## Task to carry out
Output the entries verbatim, including every line.

◇ ◇ ◇ ◇

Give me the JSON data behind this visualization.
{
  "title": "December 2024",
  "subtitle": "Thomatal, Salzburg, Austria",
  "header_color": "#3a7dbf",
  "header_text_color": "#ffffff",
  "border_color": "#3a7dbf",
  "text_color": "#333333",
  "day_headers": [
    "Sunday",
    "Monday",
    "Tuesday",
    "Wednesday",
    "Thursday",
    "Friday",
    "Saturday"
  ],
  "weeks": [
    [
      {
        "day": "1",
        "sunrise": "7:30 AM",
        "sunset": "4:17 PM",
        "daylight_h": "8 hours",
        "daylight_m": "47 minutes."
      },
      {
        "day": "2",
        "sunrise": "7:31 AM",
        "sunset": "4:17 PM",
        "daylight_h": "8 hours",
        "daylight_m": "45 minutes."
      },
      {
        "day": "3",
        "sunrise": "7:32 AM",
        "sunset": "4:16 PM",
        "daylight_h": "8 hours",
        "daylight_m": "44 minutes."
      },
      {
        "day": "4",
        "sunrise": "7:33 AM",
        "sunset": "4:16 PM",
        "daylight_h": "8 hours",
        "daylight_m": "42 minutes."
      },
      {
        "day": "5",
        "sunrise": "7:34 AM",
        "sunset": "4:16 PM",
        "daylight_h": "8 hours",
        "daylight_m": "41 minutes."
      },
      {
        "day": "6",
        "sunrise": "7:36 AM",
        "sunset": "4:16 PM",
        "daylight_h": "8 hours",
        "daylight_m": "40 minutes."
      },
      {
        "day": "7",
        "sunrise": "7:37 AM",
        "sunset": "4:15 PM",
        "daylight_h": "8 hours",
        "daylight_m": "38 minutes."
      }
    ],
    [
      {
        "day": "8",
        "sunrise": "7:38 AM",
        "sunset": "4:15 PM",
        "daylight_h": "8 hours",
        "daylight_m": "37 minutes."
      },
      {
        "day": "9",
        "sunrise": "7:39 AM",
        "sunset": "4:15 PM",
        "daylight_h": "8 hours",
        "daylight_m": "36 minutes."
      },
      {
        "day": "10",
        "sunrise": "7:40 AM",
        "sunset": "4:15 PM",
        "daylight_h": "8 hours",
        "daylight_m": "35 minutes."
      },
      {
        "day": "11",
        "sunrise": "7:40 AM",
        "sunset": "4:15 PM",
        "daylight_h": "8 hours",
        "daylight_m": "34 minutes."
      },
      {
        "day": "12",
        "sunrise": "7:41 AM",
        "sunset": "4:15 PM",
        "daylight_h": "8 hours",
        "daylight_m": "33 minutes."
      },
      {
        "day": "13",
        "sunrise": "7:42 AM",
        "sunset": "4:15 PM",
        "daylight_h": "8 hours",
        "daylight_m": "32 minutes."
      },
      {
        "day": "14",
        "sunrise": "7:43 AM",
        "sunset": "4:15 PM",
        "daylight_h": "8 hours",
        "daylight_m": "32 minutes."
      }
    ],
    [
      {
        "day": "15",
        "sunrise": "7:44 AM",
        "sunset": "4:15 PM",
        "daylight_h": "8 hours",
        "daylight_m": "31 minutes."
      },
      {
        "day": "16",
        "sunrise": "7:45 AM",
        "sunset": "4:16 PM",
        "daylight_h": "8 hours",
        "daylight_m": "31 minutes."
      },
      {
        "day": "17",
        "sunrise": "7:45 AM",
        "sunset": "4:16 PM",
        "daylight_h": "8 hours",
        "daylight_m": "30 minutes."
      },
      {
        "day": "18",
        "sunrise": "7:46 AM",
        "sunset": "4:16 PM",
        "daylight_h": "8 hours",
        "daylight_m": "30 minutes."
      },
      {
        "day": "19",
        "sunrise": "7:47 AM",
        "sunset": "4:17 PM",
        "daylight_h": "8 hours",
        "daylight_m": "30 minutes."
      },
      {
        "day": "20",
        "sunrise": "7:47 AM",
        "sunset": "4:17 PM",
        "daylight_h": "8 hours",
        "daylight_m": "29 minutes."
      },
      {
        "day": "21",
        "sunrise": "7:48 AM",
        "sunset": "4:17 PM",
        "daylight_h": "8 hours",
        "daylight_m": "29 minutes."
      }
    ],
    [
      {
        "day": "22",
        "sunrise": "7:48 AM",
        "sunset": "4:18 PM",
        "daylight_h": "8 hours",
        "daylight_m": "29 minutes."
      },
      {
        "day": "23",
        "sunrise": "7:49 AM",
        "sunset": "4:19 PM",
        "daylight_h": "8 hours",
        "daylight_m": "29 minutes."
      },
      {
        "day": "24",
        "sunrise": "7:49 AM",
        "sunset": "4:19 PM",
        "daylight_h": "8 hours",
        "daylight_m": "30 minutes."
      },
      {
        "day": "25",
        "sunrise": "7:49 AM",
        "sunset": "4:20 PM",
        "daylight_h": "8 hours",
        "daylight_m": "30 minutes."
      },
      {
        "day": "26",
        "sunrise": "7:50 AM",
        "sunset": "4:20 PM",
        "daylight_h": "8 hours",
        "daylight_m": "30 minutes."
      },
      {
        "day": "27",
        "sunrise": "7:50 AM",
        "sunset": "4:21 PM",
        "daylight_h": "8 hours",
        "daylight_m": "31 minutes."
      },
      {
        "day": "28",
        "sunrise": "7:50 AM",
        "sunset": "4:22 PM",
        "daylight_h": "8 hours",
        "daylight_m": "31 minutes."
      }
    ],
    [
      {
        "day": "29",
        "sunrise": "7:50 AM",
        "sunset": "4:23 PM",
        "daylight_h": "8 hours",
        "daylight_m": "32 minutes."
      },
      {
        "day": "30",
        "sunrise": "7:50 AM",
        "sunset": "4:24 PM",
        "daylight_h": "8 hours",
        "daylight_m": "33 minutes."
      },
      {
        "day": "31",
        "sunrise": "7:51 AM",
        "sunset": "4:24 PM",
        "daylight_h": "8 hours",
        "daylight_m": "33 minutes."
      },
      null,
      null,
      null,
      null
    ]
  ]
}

◇ ◇ ◇ ◇

## Solved problem
Give me the JSON data behind this visualization.
{
  "title": "December 2024",
  "subtitle": "Thomatal, Salzburg, Austria",
  "header_color": "#3a7dbf",
  "header_text_color": "#ffffff",
  "border_color": "#3a7dbf",
  "text_color": "#333333",
  "day_headers": [
    "Sunday",
    "Monday",
    "Tuesday",
    "Wednesday",
    "Thursday",
    "Friday",
    "Saturday"
  ],
  "weeks": [
    [
      {
        "day": "1",
        "sunrise": "7:30 AM",
        "sunset": "4:17 PM",
        "daylight_h": "8 hours",
        "daylight_m": "47 minutes."
      },
      {
        "day": "2",
        "sunrise": "7:31 AM",
        "sunset": "4:17 PM",
        "daylight_h": "8 hours",
        "daylight_m": "45 minutes."
      },
      {
        "day": "3",
        "sunrise": "7:32 AM",
        "sunset": "4:16 PM",
        "daylight_h": "8 hours",
        "daylight_m": "44 minutes."
      },
      {
        "day": "4",
        "sunrise": "7:33 AM",
        "sunset": "4:16 PM",
        "daylight_h": "8 hours",
        "daylight_m": "42 minutes."
      },
      {
        "day": "5",
        "sunrise": "7:34 AM",
        "sunset": "4:16 PM",
        "daylight_h": "8 hours",
        "daylight_m": "41 minutes."
      },
      {
        "day": "6",
        "sunrise": "7:36 AM",
        "sunset": "4:16 PM",
        "daylight_h": "8 hours",
        "daylight_m": "40 minutes."
      },
      {
        "day": "7",
        "sunrise": "7:37 AM",
        "sunset": "4:15 PM",
        "daylight_h": "8 hours",
        "daylight_m": "38 minutes."
      }
    ],
    [
      {
        "day": "8",
        "sunrise": "7:38 AM",
        "sunset": "4:15 PM",
        "daylight_h": "8 hours",
        "daylight_m": "37 minutes."
      },
      {
        "day": "9",
        "sunrise": "7:39 AM",
        "sunset": "4:15 PM",
        "daylight_h": "8 hours",
        "daylight_m": "36 minutes."
      },
      {
        "day": "10",
        "sunrise": "7:40 AM",
        "sunset": "4:15 PM",
        "daylight_h": "8 hours",
        "daylight_m": "35 minutes."
      },
      {
        "day": "11",
        "sunrise": "7:40 AM",
        "sunset": "4:15 PM",
        "daylight_h": "8 hours",
        "daylight_m": "34 minutes."
      },
      {
        "day": "12",
        "sunrise": "7:41 AM",
        "sunset": "4:15 PM",
        "daylight_h": "8 hours",
        "daylight_m": "33 minutes."
      },
      {
        "day": "13",
        "sunrise": "7:42 AM",
        "sunset": "4:15 PM",
        "daylight_h": "8 hours",
        "daylight_m": "32 minutes."
      },
      {
        "day": "14",
        "sunrise": "7:43 AM",
        "sunset": "4:15 PM",
        "daylight_h": "8 hours",
        "daylight_m": "32 minutes."
      }
    ],
    [
      {
        "day": "15",
        "sunrise": "7:44 AM",
        "sunset": "4:15 PM",
        "daylight_h": "8 hours",
        "daylight_m": "31 minutes."
      },
      {
        "day": "16",
        "sunrise": "7:45 AM",
        "sunset": "4:16 PM",
        "daylight_h": "8 hours",
        "daylight_m": "31 minutes."
      },
      {
        "day": "17",
        "sunrise": "7:45 AM",
        "sunset": "4:16 PM",
        "daylight_h": "8 hours",
        "daylight_m": "30 minutes."
      },
      {
        "day": "18",
        "sunrise": "7:46 AM",
        "sunset": "4:16 PM",
        "daylight_h": "8 hours",
        "daylight_m": "30 minutes."
      },
      {
        "day": "19",
        "sunrise": "7:47 AM",
        "sunset": "4:17 PM",
        "daylight_h": "8 hours",
        "daylight_m": "30 minutes."
      },
      {
        "day": "20",
        "sunrise": "7:47 AM",
        "sunset": "4:17 PM",
        "daylight_h": "8 hours",
        "daylight_m": "29 minutes."
      },
      {
        "day": "21",
        "sunrise": "7:48 AM",
        "sunset": "4:17 PM",
        "daylight_h": "8 hours",
        "daylight_m": "29 minutes."
      }
    ],
    [
      {
        "day": "22",
        "sunrise": "7:48 AM",
        "sunset": "4:18 PM",
        "daylight_h": "8 hours",
        "daylight_m": "29 minutes."
      },
      {
        "day": "23",
        "sunrise": "7:49 AM",
        "sunset": "4:19 PM",
        "daylight_h": "8 hours",
        "daylight_m": "29 minutes."
      },
      {
        "day": "24",
        "sunrise": "7:49 AM",
        "sunset": "4:19 PM",
        "daylight_h": "8 hours",
        "daylight_m": "30 minutes."
      },
      {
        "day": "25",
        "sunrise": "7:49 AM",
        "sunset": "4:20 PM",
        "daylight_h": "8 hours",
        "daylight_m": "30 minutes."
      },
      {
        "day": "26",
        "sunrise": "7:50 AM",
        "sunset": "4:20 PM",
        "daylight_h": "8 hours",
        "daylight_m": "30 minutes."
      },
      {
        "day": "27",
        "sunrise": "7:50 AM",
        "sunset": "4:21 PM",
        "daylight_h": "8 hours",
        "daylight_m": "31 minutes."
      },
      {
        "day": "28",
        "sunrise": "7:50 AM",
        "sunset": "4:22 PM",
        "daylight_h": "8 hours",
        "daylight_m": "31 minutes."
      }
    ],
    [
      {
        "day": "29",
        "sunrise": "7:50 AM",
        "sunset": "4:23 PM",
        "daylight_h": "8 hours",
        "daylight_m": "32 minutes."
      },
      {
        "day": "30",
        "sunrise": "7:50 AM",
        "sunset": "4:24 PM",
        "daylight_h": "8 hours",
        "daylight_m": "33 minutes."
      },
      {
        "day": "31",
        "sunrise": "7:51 AM",
        "sunset": "4:24 PM",
        "daylight_h": "8 hours",
        "daylight_m": "33 minutes."
      },
      null,
      null,
      null,
      null
    ]
  ]
}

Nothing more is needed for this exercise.